### OBJECTIVE
Would you transcribe all of the data exactly, down to the last character?

### LISTED RECORDS
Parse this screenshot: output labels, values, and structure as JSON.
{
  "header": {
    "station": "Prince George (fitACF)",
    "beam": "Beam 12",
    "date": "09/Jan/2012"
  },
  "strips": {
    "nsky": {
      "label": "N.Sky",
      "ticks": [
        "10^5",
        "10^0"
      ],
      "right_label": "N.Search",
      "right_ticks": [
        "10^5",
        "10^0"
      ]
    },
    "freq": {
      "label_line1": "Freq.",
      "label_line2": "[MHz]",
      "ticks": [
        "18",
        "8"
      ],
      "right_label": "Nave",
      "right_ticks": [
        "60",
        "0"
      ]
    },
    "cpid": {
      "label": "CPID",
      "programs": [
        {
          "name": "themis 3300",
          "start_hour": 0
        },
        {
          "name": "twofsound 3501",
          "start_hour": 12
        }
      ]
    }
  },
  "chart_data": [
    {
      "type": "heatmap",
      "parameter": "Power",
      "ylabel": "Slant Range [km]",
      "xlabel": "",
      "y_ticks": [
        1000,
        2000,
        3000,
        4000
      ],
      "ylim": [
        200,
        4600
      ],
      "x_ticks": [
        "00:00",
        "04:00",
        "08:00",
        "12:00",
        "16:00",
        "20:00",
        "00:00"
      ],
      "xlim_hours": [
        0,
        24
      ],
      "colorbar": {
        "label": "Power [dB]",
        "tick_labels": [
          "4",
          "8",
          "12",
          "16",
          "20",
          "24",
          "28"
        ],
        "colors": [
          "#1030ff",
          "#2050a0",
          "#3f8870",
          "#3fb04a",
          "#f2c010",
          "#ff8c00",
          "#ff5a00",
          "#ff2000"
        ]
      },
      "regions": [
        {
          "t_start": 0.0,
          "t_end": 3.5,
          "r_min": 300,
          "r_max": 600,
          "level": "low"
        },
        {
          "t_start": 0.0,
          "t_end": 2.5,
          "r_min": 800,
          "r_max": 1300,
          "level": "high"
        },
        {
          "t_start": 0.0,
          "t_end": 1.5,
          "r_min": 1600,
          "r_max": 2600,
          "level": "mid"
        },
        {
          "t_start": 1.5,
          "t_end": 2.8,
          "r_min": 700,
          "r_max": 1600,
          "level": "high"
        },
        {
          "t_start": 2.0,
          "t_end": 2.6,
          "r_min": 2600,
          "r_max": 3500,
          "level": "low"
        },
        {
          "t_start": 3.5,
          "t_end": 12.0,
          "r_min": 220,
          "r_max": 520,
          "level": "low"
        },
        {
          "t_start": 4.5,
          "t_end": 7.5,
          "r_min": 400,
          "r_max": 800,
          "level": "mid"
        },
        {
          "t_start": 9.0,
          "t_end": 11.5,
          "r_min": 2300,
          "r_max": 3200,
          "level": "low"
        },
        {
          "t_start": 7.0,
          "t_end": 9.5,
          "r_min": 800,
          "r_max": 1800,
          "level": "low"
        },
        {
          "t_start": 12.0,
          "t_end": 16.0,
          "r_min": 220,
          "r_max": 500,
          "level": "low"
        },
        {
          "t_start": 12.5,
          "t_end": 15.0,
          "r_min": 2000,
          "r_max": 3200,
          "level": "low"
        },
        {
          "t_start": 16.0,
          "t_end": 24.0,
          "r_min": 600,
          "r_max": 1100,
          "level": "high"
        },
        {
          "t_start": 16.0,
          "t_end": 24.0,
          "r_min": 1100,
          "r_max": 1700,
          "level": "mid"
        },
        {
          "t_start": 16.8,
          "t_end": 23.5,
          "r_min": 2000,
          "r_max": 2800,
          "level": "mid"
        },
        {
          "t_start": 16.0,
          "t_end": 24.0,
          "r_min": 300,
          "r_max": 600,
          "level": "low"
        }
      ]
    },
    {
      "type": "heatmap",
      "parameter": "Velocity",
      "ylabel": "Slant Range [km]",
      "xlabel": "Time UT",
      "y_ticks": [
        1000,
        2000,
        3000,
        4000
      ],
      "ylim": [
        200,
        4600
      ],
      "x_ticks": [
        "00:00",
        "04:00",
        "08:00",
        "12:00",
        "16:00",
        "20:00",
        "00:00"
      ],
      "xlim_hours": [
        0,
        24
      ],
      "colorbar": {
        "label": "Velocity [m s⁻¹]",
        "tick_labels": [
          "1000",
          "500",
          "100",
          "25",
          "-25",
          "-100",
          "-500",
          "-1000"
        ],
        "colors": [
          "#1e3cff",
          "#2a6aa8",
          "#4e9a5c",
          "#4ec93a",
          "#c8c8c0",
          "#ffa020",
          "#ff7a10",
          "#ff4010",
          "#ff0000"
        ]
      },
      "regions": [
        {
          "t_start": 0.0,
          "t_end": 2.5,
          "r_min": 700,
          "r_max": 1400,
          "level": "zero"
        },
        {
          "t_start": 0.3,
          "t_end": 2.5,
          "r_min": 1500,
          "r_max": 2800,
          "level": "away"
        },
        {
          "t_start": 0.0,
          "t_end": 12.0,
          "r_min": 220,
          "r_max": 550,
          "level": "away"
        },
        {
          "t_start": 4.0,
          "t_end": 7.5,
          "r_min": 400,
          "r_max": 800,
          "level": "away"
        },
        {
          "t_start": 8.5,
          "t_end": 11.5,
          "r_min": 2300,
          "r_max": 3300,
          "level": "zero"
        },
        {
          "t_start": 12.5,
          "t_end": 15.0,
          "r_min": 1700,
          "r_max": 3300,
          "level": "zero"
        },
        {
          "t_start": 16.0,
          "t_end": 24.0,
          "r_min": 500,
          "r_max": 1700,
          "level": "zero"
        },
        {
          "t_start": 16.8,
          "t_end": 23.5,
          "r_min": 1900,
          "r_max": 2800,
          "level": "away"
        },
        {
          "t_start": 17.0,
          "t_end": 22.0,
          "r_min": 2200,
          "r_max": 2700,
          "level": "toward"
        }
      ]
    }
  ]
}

### WRITTEN ANSWER
Parse this screenshot: output labels, values, and structure as JSON.
{
  "header": {
    "station": "Prince George (fitACF)",
    "beam": "Beam 12",
    "date": "09/Jan/2012"
  },
  "strips": {
    "nsky": {
      "label": "N.Sky",
      "ticks": [
        "10^5",
        "10^0"
      ],
      "right_label": "N.Search",
      "right_ticks": [
        "10^5",
        "10^0"
      ]
    },
    "freq": {
      "label_line1": "Freq.",
      "label_line2": "[MHz]",
      "ticks": [
        "18",
        "8"
      ],
      "right_label": "Nave",
      "right_ticks": [
        "60",
        "0"
      ]
    },
    "cpid": {
      "label": "CPID",
      "programs": [
        {
          "name": "themis 3300",
          "start_hour": 0
        },
        {
          "name": "twofsound 3501",
          "start_hour": 12
        }
      ]
    }
  },
  "chart_data": [
    {
      "type": "heatmap",
      "parameter": "Power",
      "ylabel": "Slant Range [km]",
      "xlabel": "",
      "y_ticks": [
        1000,
        2000,
        3000,
        4000
      ],
      "ylim": [
        200,
        4600
      ],
      "x_ticks": [
        "00:00",
        "04:00",
        "08:00",
        "12:00",
        "16:00",
        "20:00",
        "00:00"
      ],
      "xlim_hours": [
        0,
        24
      ],
      "colorbar": {
        "label": "Power [dB]",
        "tick_labels": [
          "4",
          "8",
          "12",
          "16",
          "20",
          "24",
          "28"
        ],
        "colors": [
          "#1030ff",
          "#2050a0",
          "#3f8870",
          "#3fb04a",
          "#f2c010",
          "#ff8c00",
          "#ff5a00",
          "#ff2000"
        ]
      },
      "regions": [
        {
          "t_start": 0.0,
          "t_end": 3.5,
          "r_min": 300,
          "r_max": 600,
          "level": "low"
        },
        {
          "t_start": 0.0,
          "t_end": 2.5,
          "r_min": 800,
          "r_max": 1300,
          "level": "high"
        },
        {
          "t_start": 0.0,
          "t_end": 1.5,
          "r_min": 1600,
          "r_max": 2600,
          "level": "mid"
        },
        {
          "t_start": 1.5,
          "t_end": 2.8,
          "r_min": 700,
          "r_max": 1600,
          "level": "high"
        },
        {
          "t_start": 2.0,
          "t_end": 2.6,
          "r_min": 2600,
          "r_max": 3500,
          "level": "low"
        },
        {
          "t_start": 3.5,
          "t_end": 12.0,
          "r_min": 220,
          "r_max": 520,
          "level": "low"
        },
        {
          "t_start": 4.5,
          "t_end": 7.5,
          "r_min": 400,
          "r_max": 800,
          "level": "mid"
        },
        {
          "t_start": 9.0,
          "t_end": 11.5,
          "r_min": 2300,
          "r_max": 3200,
          "level": "low"
        },
        {
          "t_start": 7.0,
          "t_end": 9.5,
          "r_min": 800,
          "r_max": 1800,
          "level": "low"
        },
        {
          "t_start": 12.0,
          "t_end": 16.0,
          "r_min": 220,
          "r_max": 500,
          "level": "low"
        },
        {
          "t_start": 12.5,
          "t_end": 15.0,
          "r_min": 2000,
          "r_max": 3200,
          "level": "low"
        },
        {
          "t_start": 16.0,
          "t_end": 24.0,
          "r_min": 600,
          "r_max": 1100,
          "level": "high"
        },
        {
          "t_start": 16.0,
          "t_end": 24.0,
          "r_min": 1100,
          "r_max": 1700,
          "level": "mid"
        },
        {
          "t_start": 16.8,
          "t_end": 23.5,
          "r_min": 2000,
          "r_max": 2800,
          "level": "mid"
        },
        {
          "t_start": 16.0,
          "t_end": 24.0,
          "r_min": 300,
          "r_max": 600,
          "level": "low"
        }
      ]
    },
    {
      "type": "heatmap",
      "parameter": "Velocity",
      "ylabel": "Slant Range [km]",
      "xlabel": "Time UT",
      "y_ticks": [
        1000,
        2000,
        3000,
        4000
      ],
      "ylim": [
        200,
        4600
      ],
      "x_ticks": [
        "00:00",
        "04:00",
        "08:00",
        "12:00",
        "16:00",
        "20:00",
        "00:00"
      ],
      "xlim_hours": [
        0,
        24
      ],
      "colorbar": {
        "label": "Velocity [m s⁻¹]",
        "tick_labels": [
          "1000",
          "500",
          "100",
          "25",
          "-25",
          "-100",
          "-500",
          "-1000"
        ],
        "colors": [
          "#1e3cff",
          "#2a6aa8",
          "#4e9a5c",
          "#4ec93a",
          "#c8c8c0",
          "#ffa020",
          "#ff7a10",
          "#ff4010",
          "#ff0000"
        ]
      },
      "regions": [
        {
          "t_start": 0.0,
          "t_end": 2.5,
          "r_min": 700,
          "r_max": 1400,
          "level": "zero"
        },
        {
          "t_start": 0.3,
          "t_end": 2.5,
          "r_min": 1500,
          "r_max": 2800,
          "level": "away"
        },
        {
          "t_start": 0.0,
          "t_end": 12.0,
          "r_min": 220,
          "r_max": 550,
          "level": "away"
        },
        {
          "t_start": 4.0,
          "t_end": 7.5,
          "r_min": 400,
          "r_max": 800,
          "level": "away"
        },
        {
          "t_start": 8.5,
          "t_end": 11.5,
          "r_min": 2300,
          "r_max": 3300,
          "level": "zero"
        },
        {
          "t_start": 12.5,
          "t_end": 15.0,
          "r_min": 1700,
          "r_max": 3300,
          "level": "zero"
        },
        {
          "t_start": 16.0,
          "t_end": 24.0,
          "r_min": 500,
          "r_max": 1700,
          "level": "zero"
        },
        {
          "t_start": 16.8,
          "t_end": 23.5,
          "r_min": 1900,
          "r_max": 2800,
          "level": "away"
        },
        {
          "t_start": 17.0,
          "t_end": 22.0,
          "r_min": 2200,
          "r_max": 2700,
          "level": "toward"
        }
      ]
    }
  ]
}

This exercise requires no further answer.